>> start Source material
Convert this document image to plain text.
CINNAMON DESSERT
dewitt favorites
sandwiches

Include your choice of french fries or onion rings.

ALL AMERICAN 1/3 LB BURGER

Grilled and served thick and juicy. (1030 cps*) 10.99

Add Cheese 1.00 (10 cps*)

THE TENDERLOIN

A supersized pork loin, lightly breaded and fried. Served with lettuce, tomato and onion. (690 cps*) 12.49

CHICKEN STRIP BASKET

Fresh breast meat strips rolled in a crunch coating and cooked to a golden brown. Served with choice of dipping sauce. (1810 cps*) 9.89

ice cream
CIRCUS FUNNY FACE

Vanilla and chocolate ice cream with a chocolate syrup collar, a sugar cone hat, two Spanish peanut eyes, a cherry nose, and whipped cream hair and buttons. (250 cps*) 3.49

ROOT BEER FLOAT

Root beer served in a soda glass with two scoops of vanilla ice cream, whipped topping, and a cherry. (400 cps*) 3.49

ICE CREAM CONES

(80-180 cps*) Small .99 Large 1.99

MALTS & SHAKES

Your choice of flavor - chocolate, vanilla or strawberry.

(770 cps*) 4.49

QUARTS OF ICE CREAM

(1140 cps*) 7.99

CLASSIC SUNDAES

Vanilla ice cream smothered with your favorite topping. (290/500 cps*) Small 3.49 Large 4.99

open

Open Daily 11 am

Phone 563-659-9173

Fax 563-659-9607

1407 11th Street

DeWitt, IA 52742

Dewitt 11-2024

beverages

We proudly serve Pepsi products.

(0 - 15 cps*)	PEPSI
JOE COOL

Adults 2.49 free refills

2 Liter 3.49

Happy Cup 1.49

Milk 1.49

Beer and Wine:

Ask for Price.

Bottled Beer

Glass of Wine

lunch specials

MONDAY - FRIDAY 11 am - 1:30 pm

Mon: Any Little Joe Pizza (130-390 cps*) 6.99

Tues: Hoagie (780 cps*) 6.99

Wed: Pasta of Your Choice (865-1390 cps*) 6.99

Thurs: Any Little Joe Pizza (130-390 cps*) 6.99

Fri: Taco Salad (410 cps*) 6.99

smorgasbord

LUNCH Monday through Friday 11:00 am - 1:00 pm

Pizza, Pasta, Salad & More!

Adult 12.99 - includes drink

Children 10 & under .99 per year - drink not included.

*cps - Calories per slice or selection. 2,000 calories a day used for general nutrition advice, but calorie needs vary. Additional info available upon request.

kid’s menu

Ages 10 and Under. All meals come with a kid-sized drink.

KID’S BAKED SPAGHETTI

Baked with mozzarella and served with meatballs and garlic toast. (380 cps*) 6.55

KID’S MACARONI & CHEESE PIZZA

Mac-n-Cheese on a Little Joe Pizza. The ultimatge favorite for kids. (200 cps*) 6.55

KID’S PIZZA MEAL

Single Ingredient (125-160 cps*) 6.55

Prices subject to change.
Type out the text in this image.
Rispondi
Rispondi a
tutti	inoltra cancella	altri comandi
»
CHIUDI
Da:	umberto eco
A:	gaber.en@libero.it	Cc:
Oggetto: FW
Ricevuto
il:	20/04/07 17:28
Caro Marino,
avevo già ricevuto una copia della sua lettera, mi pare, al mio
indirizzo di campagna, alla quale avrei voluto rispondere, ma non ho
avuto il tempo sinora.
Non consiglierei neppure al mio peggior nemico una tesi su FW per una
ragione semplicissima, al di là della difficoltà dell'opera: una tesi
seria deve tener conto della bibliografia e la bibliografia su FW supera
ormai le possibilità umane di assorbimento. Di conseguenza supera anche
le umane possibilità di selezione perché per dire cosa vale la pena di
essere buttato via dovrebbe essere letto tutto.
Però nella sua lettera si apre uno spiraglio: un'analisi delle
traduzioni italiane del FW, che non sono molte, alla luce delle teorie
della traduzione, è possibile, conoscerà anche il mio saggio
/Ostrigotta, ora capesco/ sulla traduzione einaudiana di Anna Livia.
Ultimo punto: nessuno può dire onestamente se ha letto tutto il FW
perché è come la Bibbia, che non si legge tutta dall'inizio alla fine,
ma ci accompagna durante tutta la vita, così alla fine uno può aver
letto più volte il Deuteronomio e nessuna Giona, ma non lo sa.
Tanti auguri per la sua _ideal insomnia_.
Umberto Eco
>> end Source material
Go through the listing and print each line exactly as it appears.

• Result of this exercise
Convert this document image to plain text.
CINNAMON DESSERT
dewitt favorites
sandwiches

Include your choice of french fries or onion rings.

ALL AMERICAN 1/3 LB BURGER

Grilled and served thick and juicy. (1030 cps*) 10.99

Add Cheese 1.00 (10 cps*)

THE TENDERLOIN

A supersized pork loin, lightly breaded and fried. Served with lettuce, tomato and onion. (690 cps*) 12.49

CHICKEN STRIP BASKET

Fresh breast meat strips rolled in a crunch coating and cooked to a golden brown. Served with choice of dipping sauce. (1810 cps*) 9.89

ice cream
CIRCUS FUNNY FACE

Vanilla and chocolate ice cream with a chocolate syrup collar, a sugar cone hat, two Spanish peanut eyes, a cherry nose, and whipped cream hair and buttons. (250 cps*) 3.49

ROOT BEER FLOAT

Root beer served in a soda glass with two scoops of vanilla ice cream, whipped topping, and a cherry. (400 cps*) 3.49

ICE CREAM CONES

(80-180 cps*) Small .99 Large 1.99

MALTS & SHAKES

Your choice of flavor - chocolate, vanilla or strawberry.

(770 cps*) 4.49

QUARTS OF ICE CREAM

(1140 cps*) 7.99

CLASSIC SUNDAES

Vanilla ice cream smothered with your favorite topping. (290/500 cps*) Small 3.49 Large 4.99

open

Open Daily 11 am

Phone 563-659-9173

Fax 563-659-9607

1407 11th Street

DeWitt, IA 52742

Dewitt 11-2024

beverages

We proudly serve Pepsi products.

(0 - 15 cps*)	PEPSI
JOE COOL

Adults 2.49 free refills

2 Liter 3.49

Happy Cup 1.49

Milk 1.49

Beer and Wine:

Ask for Price.

Bottled Beer

Glass of Wine

lunch specials

MONDAY - FRIDAY 11 am - 1:30 pm

Mon: Any Little Joe Pizza (130-390 cps*) 6.99

Tues: Hoagie (780 cps*) 6.99

Wed: Pasta of Your Choice (865-1390 cps*) 6.99

Thurs: Any Little Joe Pizza (130-390 cps*) 6.99

Fri: Taco Salad (410 cps*) 6.99

smorgasbord

LUNCH Monday through Friday 11:00 am - 1:00 pm

Pizza, Pasta, Salad & More!

Adult 12.99 - includes drink

Children 10 & under .99 per year - drink not included.

*cps - Calories per slice or selection. 2,000 calories a day used for general nutrition advice, but calorie needs vary. Additional info available upon request.

kid’s menu

Ages 10 and Under. All meals come with a kid-sized drink.

KID’S BAKED SPAGHETTI

Baked with mozzarella and served with meatballs and garlic toast. (380 cps*) 6.55

KID’S MACARONI & CHEESE PIZZA

Mac-n-Cheese on a Little Joe Pizza. The ultimatge favorite for kids. (200 cps*) 6.55

KID’S PIZZA MEAL

Single Ingredient (125-160 cps*) 6.55

Prices subject to change.
Type out the text in this image.
Rispondi
Rispondi a
tutti	inoltra cancella	altri comandi
»
CHIUDI
Da:	umberto eco
A:	gaber.en@libero.it	Cc:
Oggetto: FW
Ricevuto
il:	20/04/07 17:28
Caro Marino,
avevo già ricevuto una copia della sua lettera, mi pare, al mio
indirizzo di campagna, alla quale avrei voluto rispondere, ma non ho
avuto il tempo sinora.
Non consiglierei neppure al mio peggior nemico una tesi su FW per una
ragione semplicissima, al di là della difficoltà dell'opera: una tesi
seria deve tener conto della bibliografia e la bibliografia su FW supera
ormai le possibilità umane di assorbimento. Di conseguenza supera anche
le umane possibilità di selezione perché per dire cosa vale la pena di
essere buttato via dovrebbe essere letto tutto.
Però nella sua lettera si apre uno spiraglio: un'analisi delle
traduzioni italiane del FW, che non sono molte, alla luce delle teorie
della traduzione, è possibile, conoscerà anche il mio saggio
/Ostrigotta, ora capesco/ sulla traduzione einaudiana di Anna Livia.
Ultimo punto: nessuno può dire onestamente se ha letto tutto il FW
perché è come la Bibbia, che non si legge tutta dall'inizio alla fine,
ma ci accompagna durante tutta la vita, così alla fine uno può aver
letto più volte il Deuteronomio e nessuna Giona, ma non lo sa.
Tanti auguri per la sua _ideal insomnia_.
Umberto Eco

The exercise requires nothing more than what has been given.